===== Listed entries =====

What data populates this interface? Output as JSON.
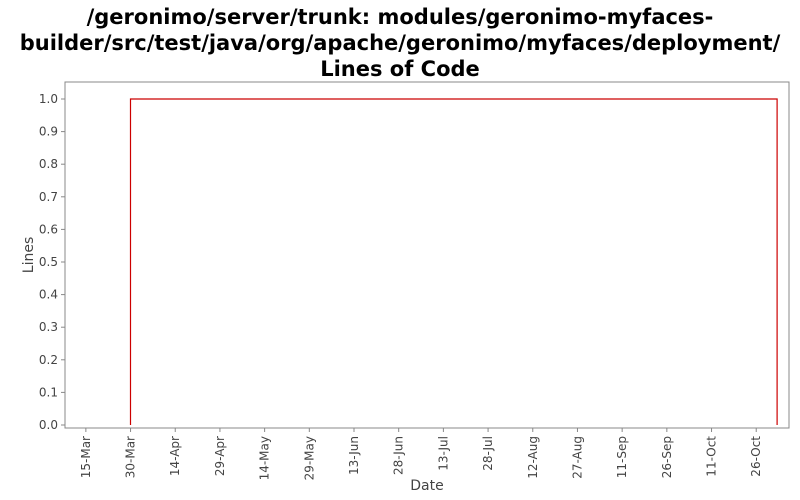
{
  "chart_data": {
    "type": "line",
    "title": "/geronimo/server/trunk: modules/geronimo-myfaces-builder/src/test/java/org/apache/geronimo/myfaces/deployment/ Lines of Code",
    "xlabel": "Date",
    "ylabel": "Lines",
    "ylim": [
      0,
      1.0
    ],
    "yticks": [
      "0.0",
      "0.1",
      "0.2",
      "0.3",
      "0.4",
      "0.5",
      "0.6",
      "0.7",
      "0.8",
      "0.9",
      "1.0"
    ],
    "xlim": [
      "2007-03-08",
      "2007-11-06"
    ],
    "xticks": [
      {
        "date": "2007-03-15",
        "label": "15-Mar"
      },
      {
        "date": "2007-03-30",
        "label": "30-Mar"
      },
      {
        "date": "2007-04-14",
        "label": "14-Apr"
      },
      {
        "date": "2007-04-29",
        "label": "29-Apr"
      },
      {
        "date": "2007-05-14",
        "label": "14-May"
      },
      {
        "date": "2007-05-29",
        "label": "29-May"
      },
      {
        "date": "2007-06-13",
        "label": "13-Jun"
      },
      {
        "date": "2007-06-28",
        "label": "28-Jun"
      },
      {
        "date": "2007-07-13",
        "label": "13-Jul"
      },
      {
        "date": "2007-07-28",
        "label": "28-Jul"
      },
      {
        "date": "2007-08-12",
        "label": "12-Aug"
      },
      {
        "date": "2007-08-27",
        "label": "27-Aug"
      },
      {
        "date": "2007-09-11",
        "label": "11-Sep"
      },
      {
        "date": "2007-09-26",
        "label": "26-Sep"
      },
      {
        "date": "2007-10-11",
        "label": "11-Oct"
      },
      {
        "date": "2007-10-26",
        "label": "26-Oct"
      }
    ],
    "grid": false,
    "series": [
      {
        "color": "#cc0000",
        "step": true,
        "points": [
          {
            "x": "2007-03-30",
            "y": 0
          },
          {
            "x": "2007-03-30",
            "y": 1
          },
          {
            "x": "2007-11-02",
            "y": 1
          },
          {
            "x": "2007-11-02",
            "y": 0
          }
        ]
      }
    ]
  }
}
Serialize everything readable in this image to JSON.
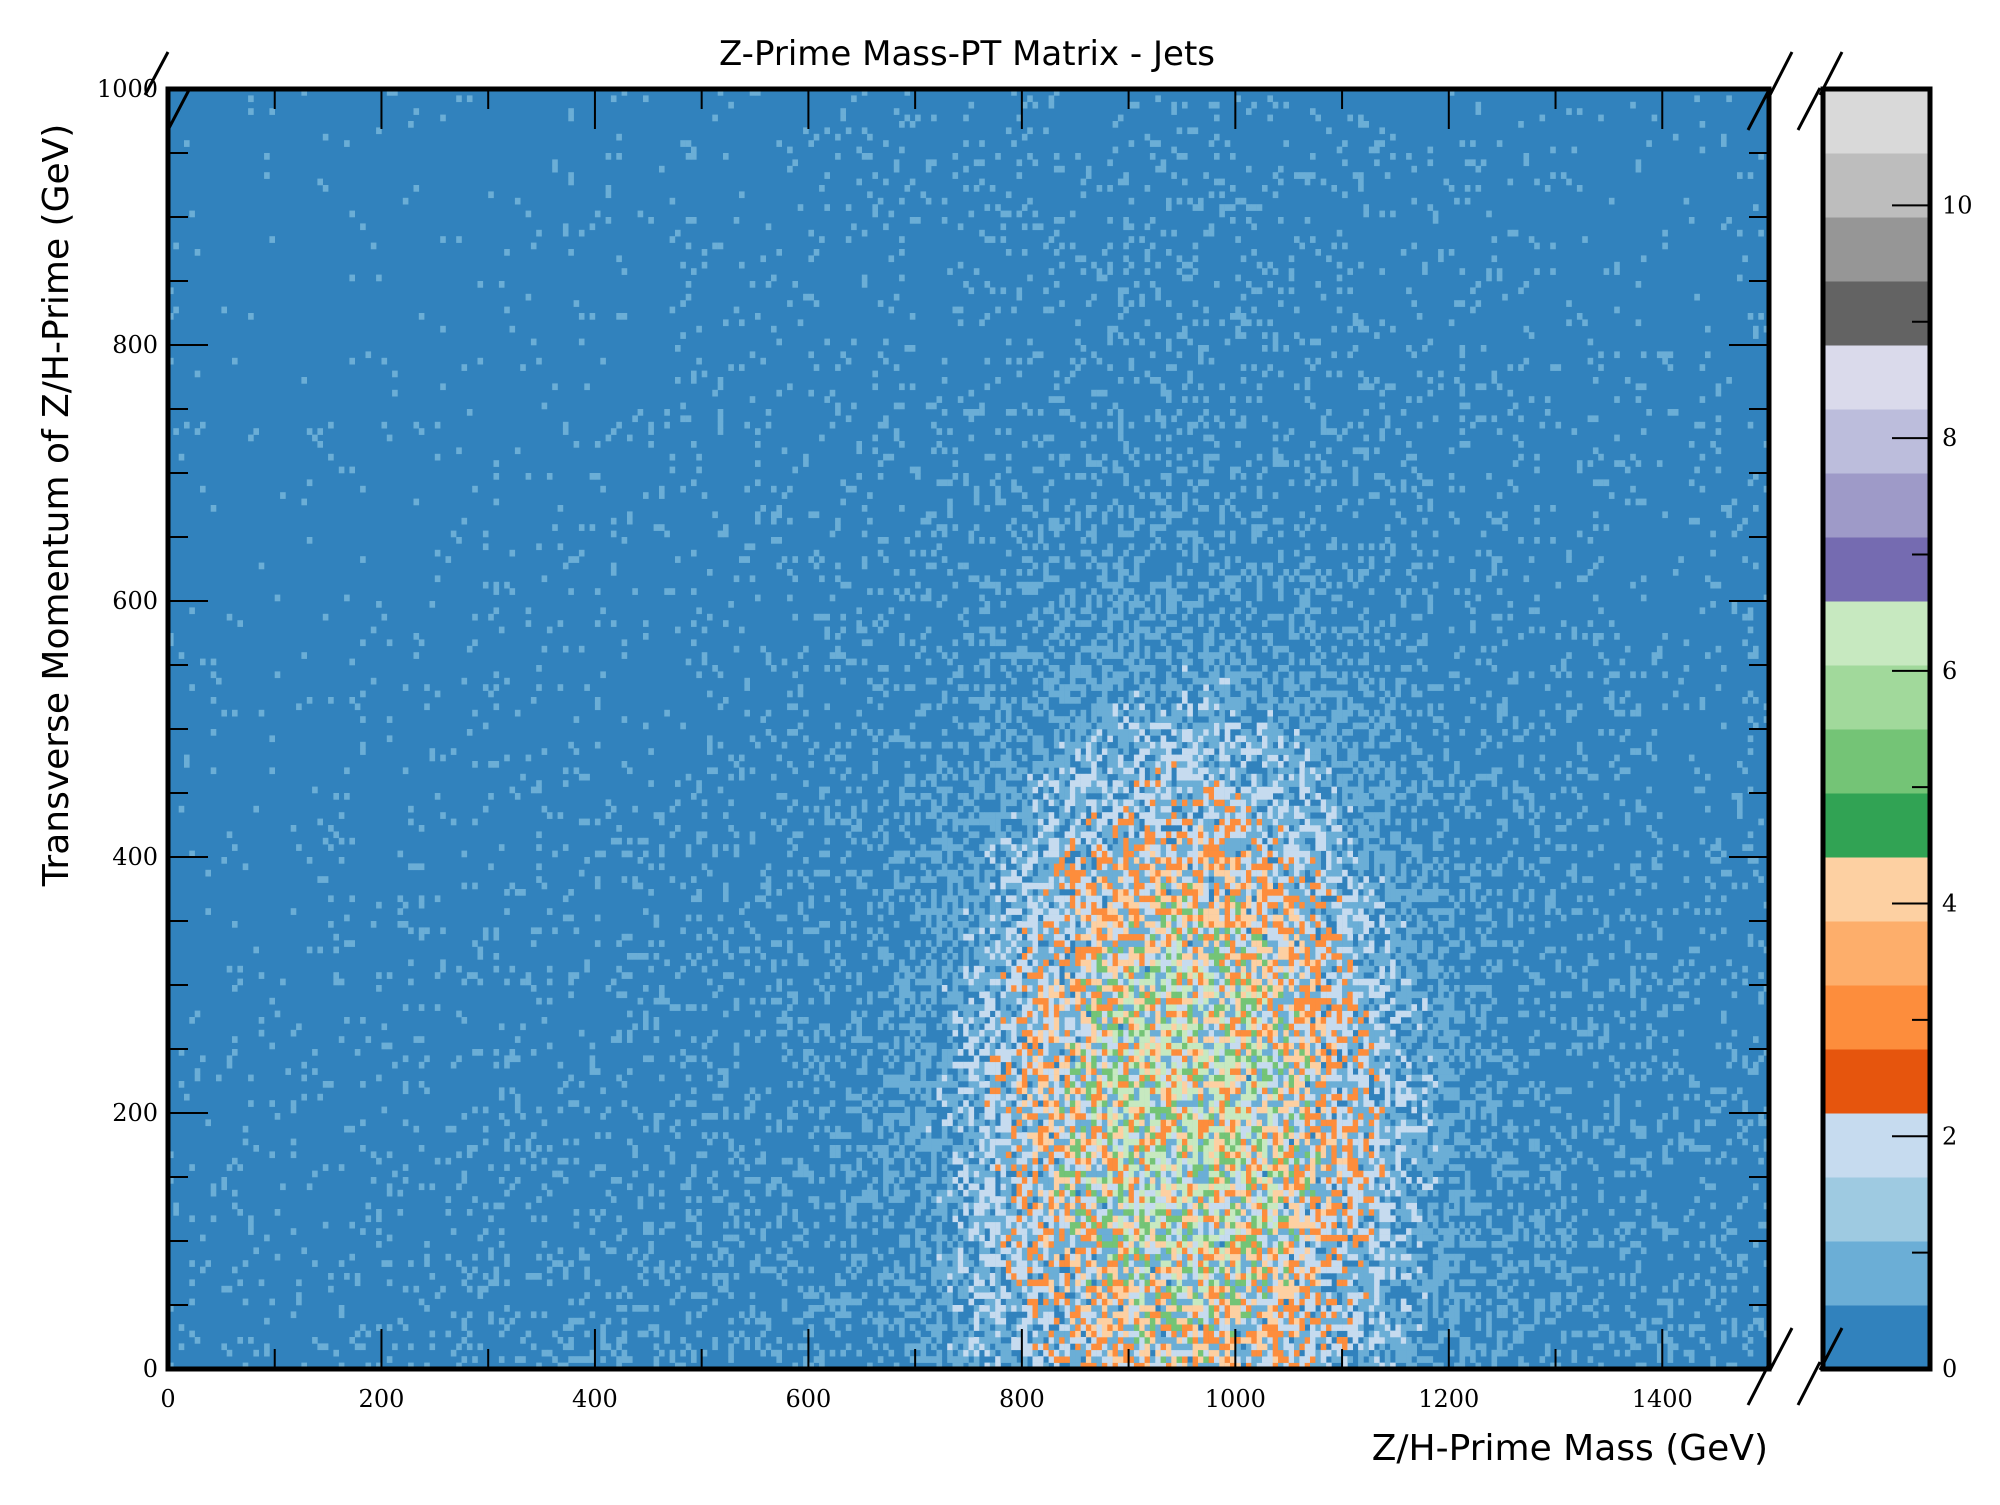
{
  "chart_data": {
    "type": "heatmap",
    "title": "Z-Prime Mass-PT Matrix - Jets",
    "xlabel": "Z/H-Prime Mass (GeV)",
    "ylabel": "Transverse Momentum of Z/H-Prime (GeV)",
    "xlim": [
      0,
      1500
    ],
    "ylim": [
      0,
      1000
    ],
    "x_ticks": [
      "0",
      "200",
      "400",
      "600",
      "800",
      "1000",
      "1200",
      "1400"
    ],
    "y_ticks": [
      "0",
      "200",
      "400",
      "600",
      "800",
      "1000"
    ],
    "colorbar": {
      "range": [
        0,
        11
      ],
      "tick_labels": [
        "0",
        "2",
        "4",
        "6",
        "8",
        "10"
      ],
      "levels": [
        "#3182bd",
        "#6baed6",
        "#9ecae1",
        "#c6dbef",
        "#e6550d",
        "#fd8d3c",
        "#fdae6b",
        "#fdd0a2",
        "#31a354",
        "#74c476",
        "#a1d99b",
        "#c7e9c0",
        "#756bb1",
        "#9e9ac8",
        "#bcbddc",
        "#dadaeb",
        "#636363",
        "#969696",
        "#bdbdbd",
        "#d9d9d9"
      ]
    },
    "background_color": "#3182bd",
    "distribution": {
      "peak_mass": 950,
      "peak_pt": 200,
      "mass_spread": 110,
      "pt_spread": 160,
      "max_count": 6
    },
    "grid": false
  }
}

=====

### Stated task
Quote the data above in full, leaving out the pictures it holds.

### The answer
What data populates this interface? Output as JSON.
{
  "chart_data": {
    "type": "line",
    "title": "/geronimo/server/trunk: modules/geronimo-myfaces-builder/src/test/java/org/apache/geronimo/myfaces/deployment/ Lines of Code",
    "xlabel": "Date",
    "ylabel": "Lines",
    "ylim": [
      0,
      1.0
    ],
    "yticks": [
      "0.0",
      "0.1",
      "0.2",
      "0.3",
      "0.4",
      "0.5",
      "0.6",
      "0.7",
      "0.8",
      "0.9",
      "1.0"
    ],
    "xlim": [
      "2007-03-08",
      "2007-11-06"
    ],
    "xticks": [
      {
        "date": "2007-03-15",
        "label": "15-Mar"
      },
      {
        "date": "2007-03-30",
        "label": "30-Mar"
      },
      {
        "date": "2007-04-14",
        "label": "14-Apr"
      },
      {
        "date": "2007-04-29",
        "label": "29-Apr"
      },
      {
        "date": "2007-05-14",
        "label": "14-May"
      },
      {
        "date": "2007-05-29",
        "label": "29-May"
      },
      {
        "date": "2007-06-13",
        "label": "13-Jun"
      },
      {
        "date": "2007-06-28",
        "label": "28-Jun"
      },
      {
        "date": "2007-07-13",
        "label": "13-Jul"
      },
      {
        "date": "2007-07-28",
        "label": "28-Jul"
      },
      {
        "date": "2007-08-12",
        "label": "12-Aug"
      },
      {
        "date": "2007-08-27",
        "label": "27-Aug"
      },
      {
        "date": "2007-09-11",
        "label": "11-Sep"
      },
      {
        "date": "2007-09-26",
        "label": "26-Sep"
      },
      {
        "date": "2007-10-11",
        "label": "11-Oct"
      },
      {
        "date": "2007-10-26",
        "label": "26-Oct"
      }
    ],
    "grid": false,
    "series": [
      {
        "color": "#cc0000",
        "step": true,
        "points": [
          {
            "x": "2007-03-30",
            "y": 0
          },
          {
            "x": "2007-03-30",
            "y": 1
          },
          {
            "x": "2007-11-02",
            "y": 1
          },
          {
            "x": "2007-11-02",
            "y": 0
          }
        ]
      }
    ]
  }
}
Serialize everything readable in this image to JSON.
{
  "chart_data": {
    "type": "heatmap",
    "title": "Z-Prime Mass-PT Matrix - Jets",
    "xlabel": "Z/H-Prime Mass (GeV)",
    "ylabel": "Transverse Momentum of Z/H-Prime (GeV)",
    "xlim": [
      0,
      1500
    ],
    "ylim": [
      0,
      1000
    ],
    "x_ticks": [
      "0",
      "200",
      "400",
      "600",
      "800",
      "1000",
      "1200",
      "1400"
    ],
    "y_ticks": [
      "0",
      "200",
      "400",
      "600",
      "800",
      "1000"
    ],
    "colorbar": {
      "range": [
        0,
        11
      ],
      "tick_labels": [
        "0",
        "2",
        "4",
        "6",
        "8",
        "10"
      ],
      "levels": [
        "#3182bd",
        "#6baed6",
        "#9ecae1",
        "#c6dbef",
        "#e6550d",
        "#fd8d3c",
        "#fdae6b",
        "#fdd0a2",
        "#31a354",
        "#74c476",
        "#a1d99b",
        "#c7e9c0",
        "#756bb1",
        "#9e9ac8",
        "#bcbddc",
        "#dadaeb",
        "#636363",
        "#969696",
        "#bdbdbd",
        "#d9d9d9"
      ]
    },
    "background_color": "#3182bd",
    "distribution": {
      "peak_mass": 950,
      "peak_pt": 200,
      "mass_spread": 110,
      "pt_spread": 160,
      "max_count": 6
    },
    "grid": false
  }
}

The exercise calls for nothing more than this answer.